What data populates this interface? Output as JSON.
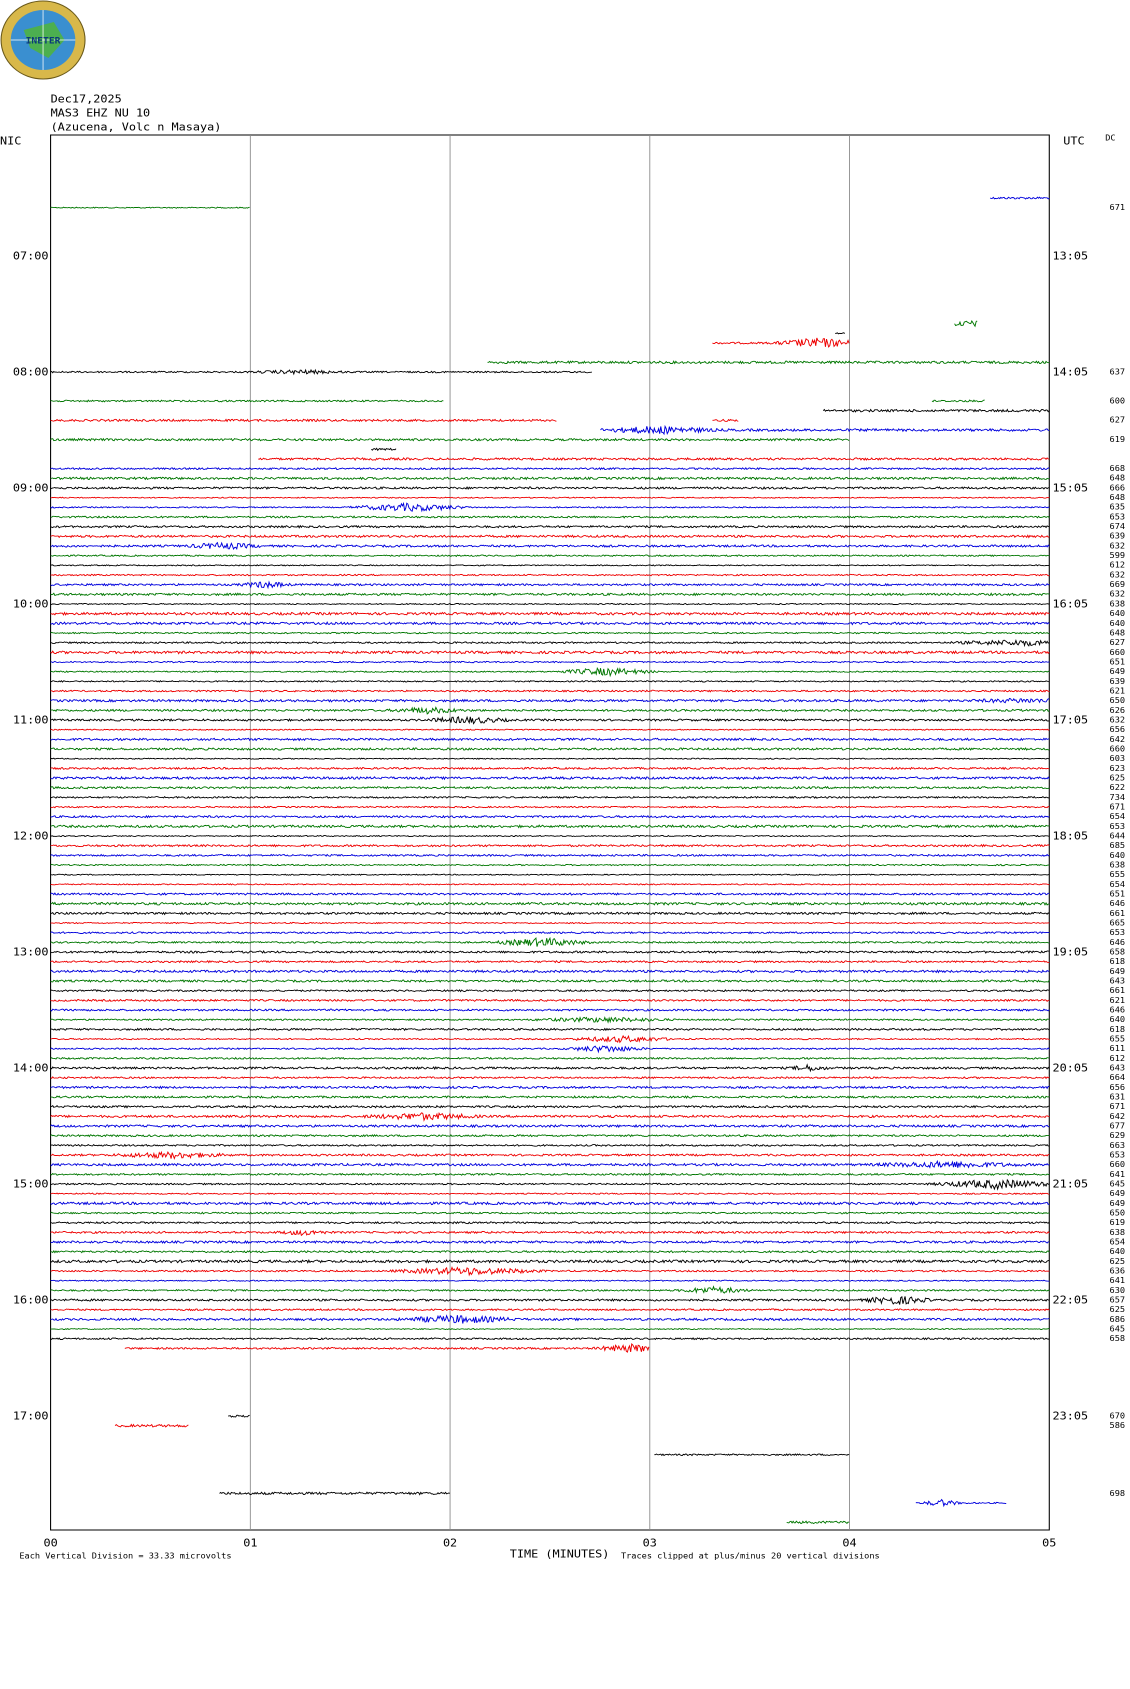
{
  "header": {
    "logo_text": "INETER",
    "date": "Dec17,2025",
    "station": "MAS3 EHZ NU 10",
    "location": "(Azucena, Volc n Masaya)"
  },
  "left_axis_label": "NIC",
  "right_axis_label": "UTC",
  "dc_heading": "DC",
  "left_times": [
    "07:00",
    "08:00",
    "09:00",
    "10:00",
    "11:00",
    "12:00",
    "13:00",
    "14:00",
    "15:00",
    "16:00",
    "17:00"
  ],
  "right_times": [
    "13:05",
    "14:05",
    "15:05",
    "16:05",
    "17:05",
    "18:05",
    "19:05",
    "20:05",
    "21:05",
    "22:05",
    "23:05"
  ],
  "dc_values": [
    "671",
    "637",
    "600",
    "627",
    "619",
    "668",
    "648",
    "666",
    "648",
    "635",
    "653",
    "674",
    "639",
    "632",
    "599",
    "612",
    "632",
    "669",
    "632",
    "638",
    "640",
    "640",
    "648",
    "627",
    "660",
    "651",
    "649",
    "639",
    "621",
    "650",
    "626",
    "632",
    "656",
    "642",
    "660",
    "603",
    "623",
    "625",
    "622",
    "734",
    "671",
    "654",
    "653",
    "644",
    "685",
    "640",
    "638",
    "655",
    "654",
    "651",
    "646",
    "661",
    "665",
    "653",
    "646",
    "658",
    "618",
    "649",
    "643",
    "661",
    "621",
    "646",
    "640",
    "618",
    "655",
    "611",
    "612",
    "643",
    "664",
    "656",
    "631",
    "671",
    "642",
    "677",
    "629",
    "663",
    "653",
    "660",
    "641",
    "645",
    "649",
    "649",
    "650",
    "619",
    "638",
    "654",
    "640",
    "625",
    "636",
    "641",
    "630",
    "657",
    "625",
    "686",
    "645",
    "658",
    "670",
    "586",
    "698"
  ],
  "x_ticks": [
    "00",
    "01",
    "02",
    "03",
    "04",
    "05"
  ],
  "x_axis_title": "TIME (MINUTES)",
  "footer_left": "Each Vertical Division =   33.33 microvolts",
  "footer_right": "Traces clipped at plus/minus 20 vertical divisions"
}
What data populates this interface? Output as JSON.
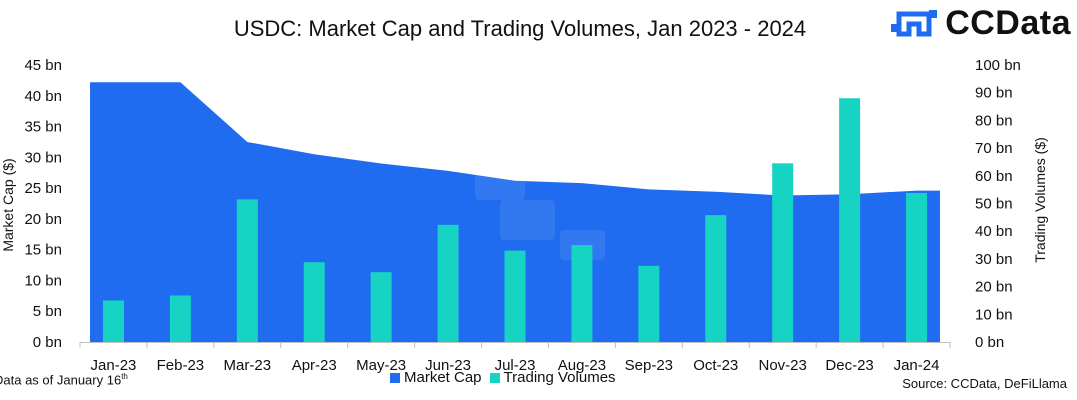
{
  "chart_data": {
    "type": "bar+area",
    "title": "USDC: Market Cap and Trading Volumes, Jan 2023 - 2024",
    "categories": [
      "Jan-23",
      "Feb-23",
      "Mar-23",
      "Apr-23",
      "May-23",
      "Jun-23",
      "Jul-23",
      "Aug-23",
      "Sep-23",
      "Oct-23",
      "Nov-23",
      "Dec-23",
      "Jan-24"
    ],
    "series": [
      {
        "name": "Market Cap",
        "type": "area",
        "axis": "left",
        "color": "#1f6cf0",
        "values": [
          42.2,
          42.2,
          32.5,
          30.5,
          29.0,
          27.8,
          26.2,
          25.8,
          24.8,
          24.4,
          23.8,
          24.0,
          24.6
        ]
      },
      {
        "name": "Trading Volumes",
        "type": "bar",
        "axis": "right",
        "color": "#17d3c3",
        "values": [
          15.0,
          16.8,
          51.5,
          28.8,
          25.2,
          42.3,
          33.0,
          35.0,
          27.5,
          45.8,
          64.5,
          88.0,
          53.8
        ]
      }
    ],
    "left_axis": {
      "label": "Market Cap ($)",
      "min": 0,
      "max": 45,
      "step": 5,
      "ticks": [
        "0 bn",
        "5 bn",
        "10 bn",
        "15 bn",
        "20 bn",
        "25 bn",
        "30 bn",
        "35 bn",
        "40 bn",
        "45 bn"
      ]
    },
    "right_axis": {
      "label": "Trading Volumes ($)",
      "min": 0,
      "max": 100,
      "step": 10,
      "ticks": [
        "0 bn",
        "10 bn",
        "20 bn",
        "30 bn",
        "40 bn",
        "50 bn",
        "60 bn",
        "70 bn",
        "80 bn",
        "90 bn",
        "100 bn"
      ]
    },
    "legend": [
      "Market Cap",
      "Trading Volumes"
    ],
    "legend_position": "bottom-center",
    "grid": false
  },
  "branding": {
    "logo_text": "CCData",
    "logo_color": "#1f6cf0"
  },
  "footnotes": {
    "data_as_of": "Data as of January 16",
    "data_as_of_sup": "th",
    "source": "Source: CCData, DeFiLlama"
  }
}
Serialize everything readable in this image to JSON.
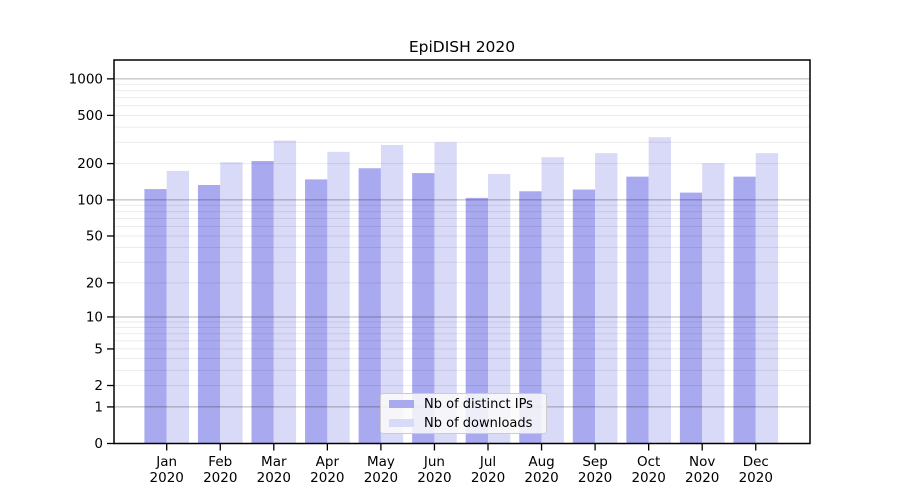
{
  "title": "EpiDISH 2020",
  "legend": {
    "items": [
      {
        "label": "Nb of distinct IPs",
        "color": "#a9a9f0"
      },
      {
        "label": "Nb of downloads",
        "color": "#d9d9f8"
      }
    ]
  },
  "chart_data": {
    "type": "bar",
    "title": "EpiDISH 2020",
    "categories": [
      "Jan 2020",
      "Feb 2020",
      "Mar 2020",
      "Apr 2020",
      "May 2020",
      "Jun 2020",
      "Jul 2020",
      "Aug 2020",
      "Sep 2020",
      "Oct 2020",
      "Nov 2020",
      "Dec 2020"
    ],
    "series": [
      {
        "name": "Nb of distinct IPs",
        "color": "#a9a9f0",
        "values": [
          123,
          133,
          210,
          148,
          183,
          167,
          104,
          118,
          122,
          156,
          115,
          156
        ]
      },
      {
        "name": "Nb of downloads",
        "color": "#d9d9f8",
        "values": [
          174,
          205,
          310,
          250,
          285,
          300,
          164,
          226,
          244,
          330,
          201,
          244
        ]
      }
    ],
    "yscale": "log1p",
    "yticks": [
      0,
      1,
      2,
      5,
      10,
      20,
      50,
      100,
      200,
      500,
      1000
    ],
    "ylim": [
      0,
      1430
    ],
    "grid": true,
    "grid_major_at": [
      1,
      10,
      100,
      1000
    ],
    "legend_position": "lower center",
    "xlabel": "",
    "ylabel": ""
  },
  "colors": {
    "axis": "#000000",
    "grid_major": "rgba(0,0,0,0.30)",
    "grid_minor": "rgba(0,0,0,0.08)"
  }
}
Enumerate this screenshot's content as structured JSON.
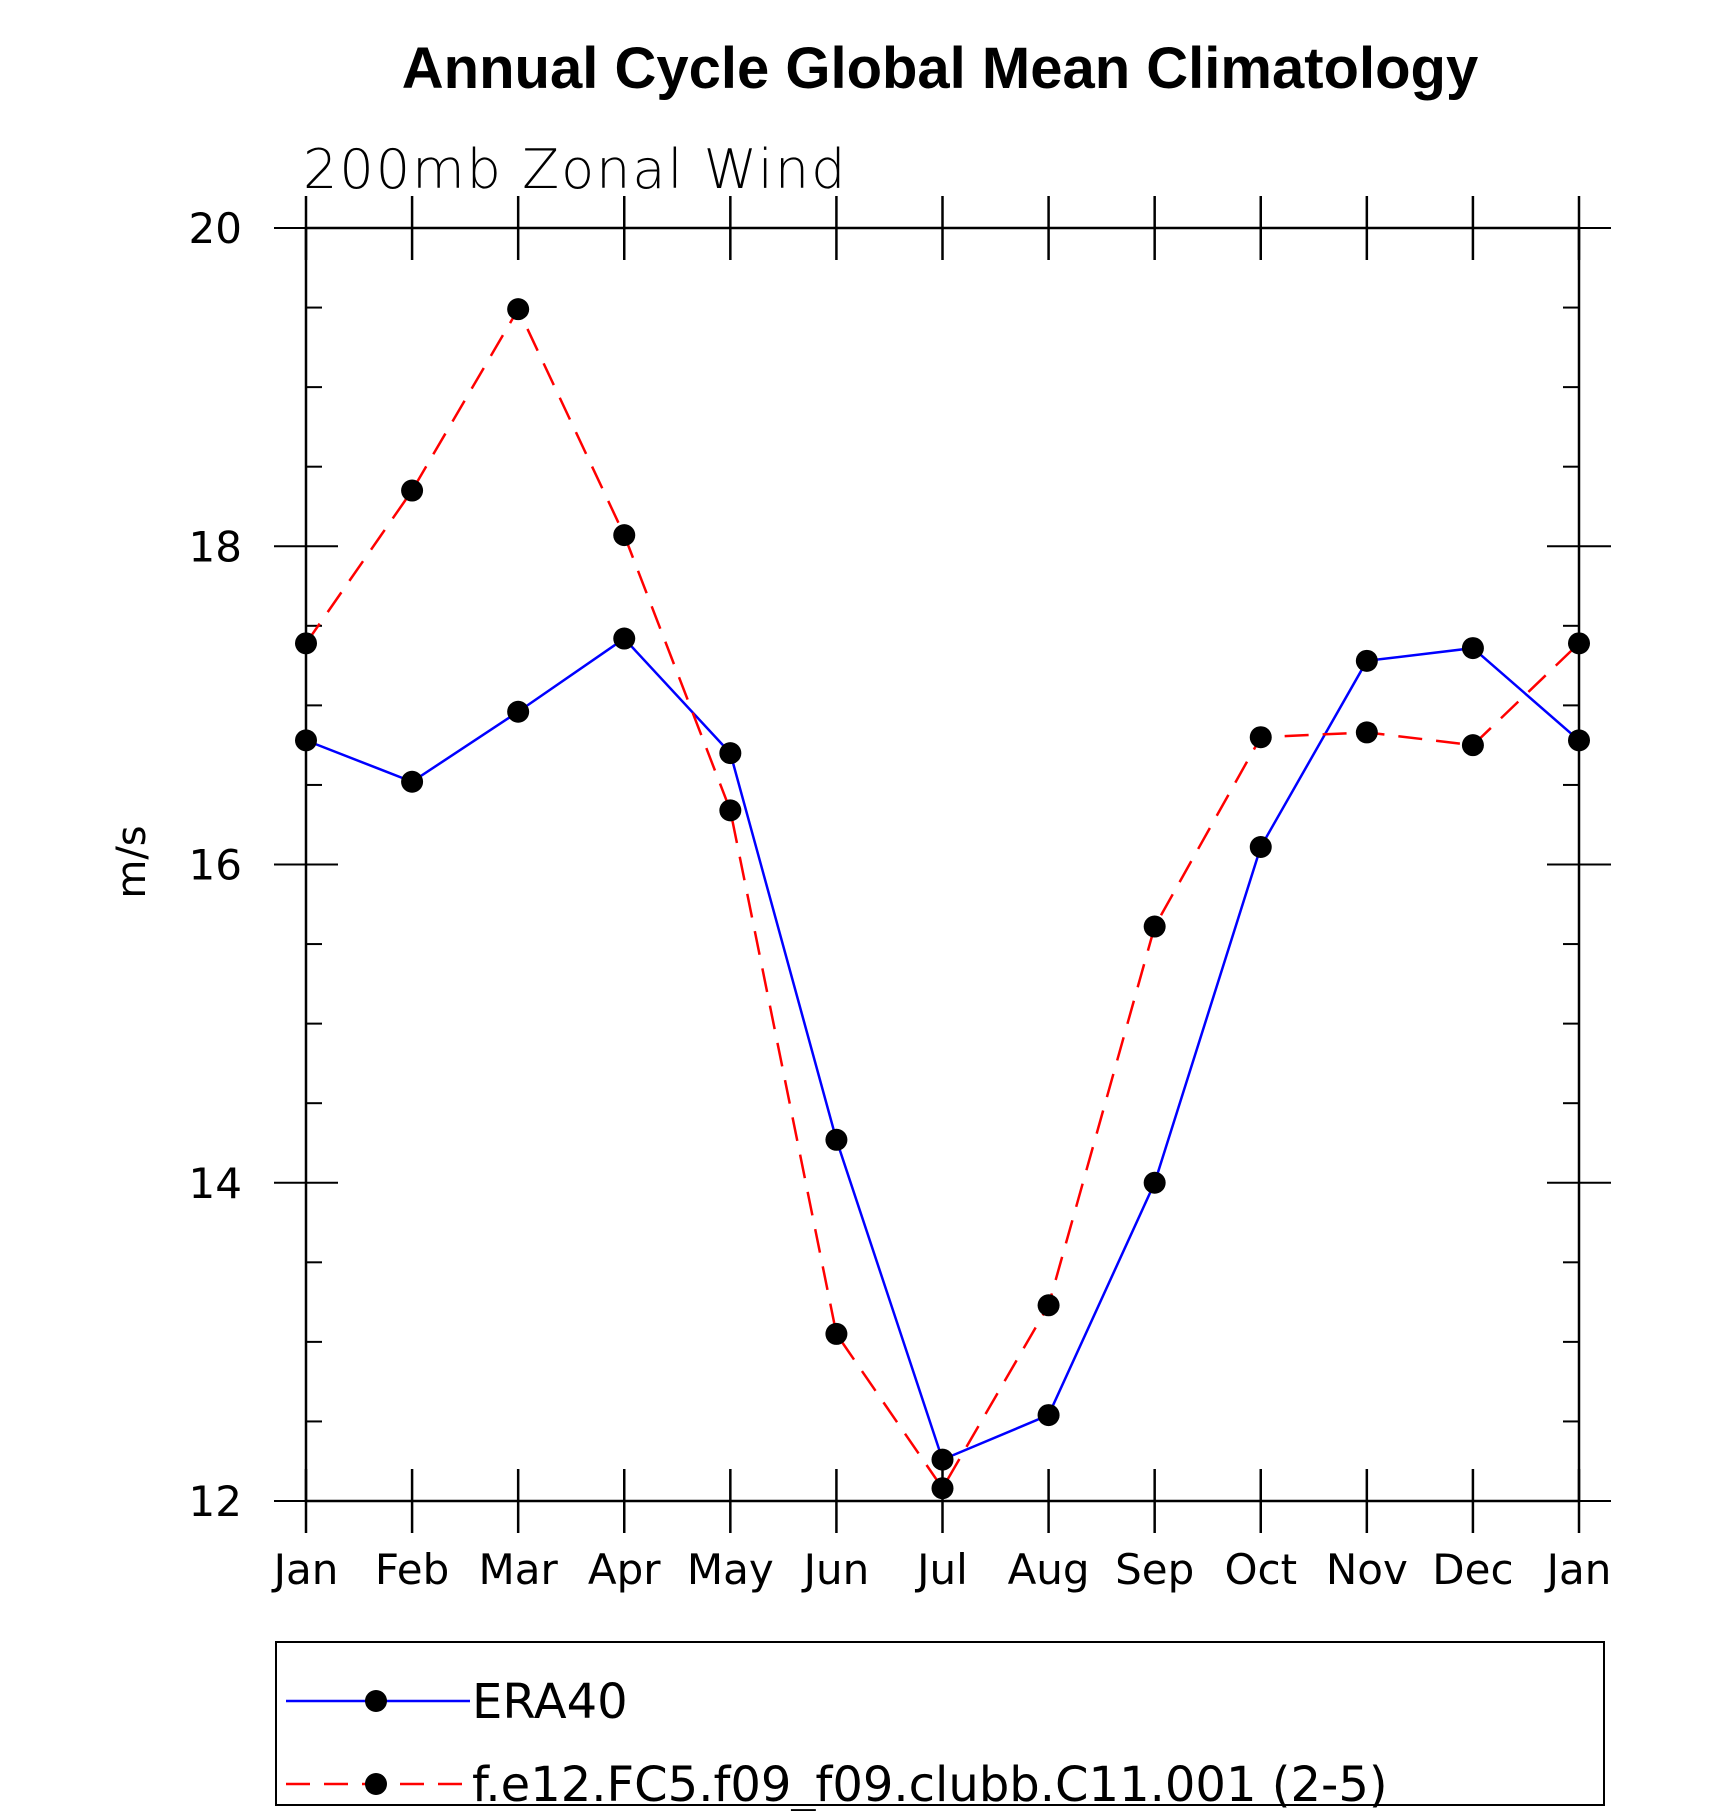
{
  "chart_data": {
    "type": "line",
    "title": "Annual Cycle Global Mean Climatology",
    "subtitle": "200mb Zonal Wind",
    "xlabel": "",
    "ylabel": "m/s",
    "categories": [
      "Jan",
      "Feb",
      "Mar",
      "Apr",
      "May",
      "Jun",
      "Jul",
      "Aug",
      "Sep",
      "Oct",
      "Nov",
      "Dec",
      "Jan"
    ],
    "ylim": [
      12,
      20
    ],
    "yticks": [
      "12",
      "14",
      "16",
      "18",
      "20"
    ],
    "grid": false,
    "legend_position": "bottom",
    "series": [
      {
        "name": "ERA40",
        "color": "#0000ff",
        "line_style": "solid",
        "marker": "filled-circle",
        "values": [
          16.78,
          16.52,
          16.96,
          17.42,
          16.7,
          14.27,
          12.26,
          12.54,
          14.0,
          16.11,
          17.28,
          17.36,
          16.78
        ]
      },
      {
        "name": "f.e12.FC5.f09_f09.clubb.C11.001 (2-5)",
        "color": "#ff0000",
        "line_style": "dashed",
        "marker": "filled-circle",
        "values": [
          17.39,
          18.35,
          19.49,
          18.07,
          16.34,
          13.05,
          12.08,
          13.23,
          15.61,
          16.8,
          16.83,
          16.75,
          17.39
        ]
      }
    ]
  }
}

::::

■ **What is expected**
Pick out each line that holds the string "distinct".

■ **Solution to this task**
        "label": "Nb of distinct IPs",
        "name": "Nb of distinct IPs",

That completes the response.